** Begin **
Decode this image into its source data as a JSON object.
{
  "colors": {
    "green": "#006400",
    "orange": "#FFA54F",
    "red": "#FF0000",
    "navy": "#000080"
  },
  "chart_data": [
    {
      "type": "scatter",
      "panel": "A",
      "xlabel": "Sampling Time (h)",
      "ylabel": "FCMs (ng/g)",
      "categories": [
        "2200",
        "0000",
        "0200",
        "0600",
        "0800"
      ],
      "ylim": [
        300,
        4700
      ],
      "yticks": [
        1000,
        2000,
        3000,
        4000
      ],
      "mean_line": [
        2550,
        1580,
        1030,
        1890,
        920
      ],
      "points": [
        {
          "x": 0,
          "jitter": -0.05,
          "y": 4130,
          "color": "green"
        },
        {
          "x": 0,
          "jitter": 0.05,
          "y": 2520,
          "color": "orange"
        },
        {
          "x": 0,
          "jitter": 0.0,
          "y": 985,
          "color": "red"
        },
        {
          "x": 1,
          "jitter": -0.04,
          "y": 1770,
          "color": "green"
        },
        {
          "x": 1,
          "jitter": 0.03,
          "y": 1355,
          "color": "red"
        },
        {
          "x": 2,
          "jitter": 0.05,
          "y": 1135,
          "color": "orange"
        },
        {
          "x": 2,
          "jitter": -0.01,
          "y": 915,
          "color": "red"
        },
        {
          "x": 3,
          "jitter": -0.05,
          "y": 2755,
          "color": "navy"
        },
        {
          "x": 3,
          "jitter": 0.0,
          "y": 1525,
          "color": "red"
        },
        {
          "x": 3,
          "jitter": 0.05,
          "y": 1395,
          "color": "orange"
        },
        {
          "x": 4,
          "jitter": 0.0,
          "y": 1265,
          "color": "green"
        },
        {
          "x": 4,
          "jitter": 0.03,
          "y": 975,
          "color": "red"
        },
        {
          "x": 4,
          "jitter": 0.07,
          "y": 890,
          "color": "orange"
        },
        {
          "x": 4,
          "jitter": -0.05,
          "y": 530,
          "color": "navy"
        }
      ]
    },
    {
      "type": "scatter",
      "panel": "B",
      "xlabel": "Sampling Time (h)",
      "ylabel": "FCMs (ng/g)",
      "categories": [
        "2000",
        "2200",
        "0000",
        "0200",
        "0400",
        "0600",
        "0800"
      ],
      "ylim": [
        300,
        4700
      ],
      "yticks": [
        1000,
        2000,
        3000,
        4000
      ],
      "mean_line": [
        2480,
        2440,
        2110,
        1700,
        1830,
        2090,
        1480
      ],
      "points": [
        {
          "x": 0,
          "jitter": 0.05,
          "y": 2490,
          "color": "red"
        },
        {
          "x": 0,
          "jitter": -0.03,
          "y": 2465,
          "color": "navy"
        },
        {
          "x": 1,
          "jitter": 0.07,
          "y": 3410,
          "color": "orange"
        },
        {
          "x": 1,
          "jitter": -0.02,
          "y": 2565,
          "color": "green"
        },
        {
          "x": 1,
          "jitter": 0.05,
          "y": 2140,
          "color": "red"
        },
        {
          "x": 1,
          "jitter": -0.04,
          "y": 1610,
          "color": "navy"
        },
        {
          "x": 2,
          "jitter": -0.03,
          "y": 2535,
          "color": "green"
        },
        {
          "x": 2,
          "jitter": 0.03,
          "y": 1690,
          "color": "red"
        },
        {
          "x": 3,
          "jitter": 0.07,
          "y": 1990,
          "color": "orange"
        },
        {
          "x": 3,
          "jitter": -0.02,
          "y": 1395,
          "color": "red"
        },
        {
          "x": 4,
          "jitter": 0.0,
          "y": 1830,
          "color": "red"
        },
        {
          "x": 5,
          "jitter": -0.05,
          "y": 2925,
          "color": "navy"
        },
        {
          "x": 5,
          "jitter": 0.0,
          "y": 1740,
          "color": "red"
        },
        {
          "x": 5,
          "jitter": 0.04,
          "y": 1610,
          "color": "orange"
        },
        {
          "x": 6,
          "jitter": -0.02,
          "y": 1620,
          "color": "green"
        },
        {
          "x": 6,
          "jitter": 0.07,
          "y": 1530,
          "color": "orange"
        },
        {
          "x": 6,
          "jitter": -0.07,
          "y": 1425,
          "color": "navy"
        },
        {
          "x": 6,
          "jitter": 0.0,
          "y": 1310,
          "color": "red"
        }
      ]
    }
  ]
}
** End **
• Directive: Give a word-for-word copy of the records.

• The answer:
Decode this image into its source data as a JSON object.
{
  "colors": {
    "green": "#006400",
    "orange": "#FFA54F",
    "red": "#FF0000",
    "navy": "#000080"
  },
  "chart_data": [
    {
      "type": "scatter",
      "panel": "A",
      "xlabel": "Sampling Time (h)",
      "ylabel": "FCMs (ng/g)",
      "categories": [
        "2200",
        "0000",
        "0200",
        "0600",
        "0800"
      ],
      "ylim": [
        300,
        4700
      ],
      "yticks": [
        1000,
        2000,
        3000,
        4000
      ],
      "mean_line": [
        2550,
        1580,
        1030,
        1890,
        920
      ],
      "points": [
        {
          "x": 0,
          "jitter": -0.05,
          "y": 4130,
          "color": "green"
        },
        {
          "x": 0,
          "jitter": 0.05,
          "y": 2520,
          "color": "orange"
        },
        {
          "x": 0,
          "jitter": 0.0,
          "y": 985,
          "color": "red"
        },
        {
          "x": 1,
          "jitter": -0.04,
          "y": 1770,
          "color": "green"
        },
        {
          "x": 1,
          "jitter": 0.03,
          "y": 1355,
          "color": "red"
        },
        {
          "x": 2,
          "jitter": 0.05,
          "y": 1135,
          "color": "orange"
        },
        {
          "x": 2,
          "jitter": -0.01,
          "y": 915,
          "color": "red"
        },
        {
          "x": 3,
          "jitter": -0.05,
          "y": 2755,
          "color": "navy"
        },
        {
          "x": 3,
          "jitter": 0.0,
          "y": 1525,
          "color": "red"
        },
        {
          "x": 3,
          "jitter": 0.05,
          "y": 1395,
          "color": "orange"
        },
        {
          "x": 4,
          "jitter": 0.0,
          "y": 1265,
          "color": "green"
        },
        {
          "x": 4,
          "jitter": 0.03,
          "y": 975,
          "color": "red"
        },
        {
          "x": 4,
          "jitter": 0.07,
          "y": 890,
          "color": "orange"
        },
        {
          "x": 4,
          "jitter": -0.05,
          "y": 530,
          "color": "navy"
        }
      ]
    },
    {
      "type": "scatter",
      "panel": "B",
      "xlabel": "Sampling Time (h)",
      "ylabel": "FCMs (ng/g)",
      "categories": [
        "2000",
        "2200",
        "0000",
        "0200",
        "0400",
        "0600",
        "0800"
      ],
      "ylim": [
        300,
        4700
      ],
      "yticks": [
        1000,
        2000,
        3000,
        4000
      ],
      "mean_line": [
        2480,
        2440,
        2110,
        1700,
        1830,
        2090,
        1480
      ],
      "points": [
        {
          "x": 0,
          "jitter": 0.05,
          "y": 2490,
          "color": "red"
        },
        {
          "x": 0,
          "jitter": -0.03,
          "y": 2465,
          "color": "navy"
        },
        {
          "x": 1,
          "jitter": 0.07,
          "y": 3410,
          "color": "orange"
        },
        {
          "x": 1,
          "jitter": -0.02,
          "y": 2565,
          "color": "green"
        },
        {
          "x": 1,
          "jitter": 0.05,
          "y": 2140,
          "color": "red"
        },
        {
          "x": 1,
          "jitter": -0.04,
          "y": 1610,
          "color": "navy"
        },
        {
          "x": 2,
          "jitter": -0.03,
          "y": 2535,
          "color": "green"
        },
        {
          "x": 2,
          "jitter": 0.03,
          "y": 1690,
          "color": "red"
        },
        {
          "x": 3,
          "jitter": 0.07,
          "y": 1990,
          "color": "orange"
        },
        {
          "x": 3,
          "jitter": -0.02,
          "y": 1395,
          "color": "red"
        },
        {
          "x": 4,
          "jitter": 0.0,
          "y": 1830,
          "color": "red"
        },
        {
          "x": 5,
          "jitter": -0.05,
          "y": 2925,
          "color": "navy"
        },
        {
          "x": 5,
          "jitter": 0.0,
          "y": 1740,
          "color": "red"
        },
        {
          "x": 5,
          "jitter": 0.04,
          "y": 1610,
          "color": "orange"
        },
        {
          "x": 6,
          "jitter": -0.02,
          "y": 1620,
          "color": "green"
        },
        {
          "x": 6,
          "jitter": 0.07,
          "y": 1530,
          "color": "orange"
        },
        {
          "x": 6,
          "jitter": -0.07,
          "y": 1425,
          "color": "navy"
        },
        {
          "x": 6,
          "jitter": 0.0,
          "y": 1310,
          "color": "red"
        }
      ]
    }
  ]
}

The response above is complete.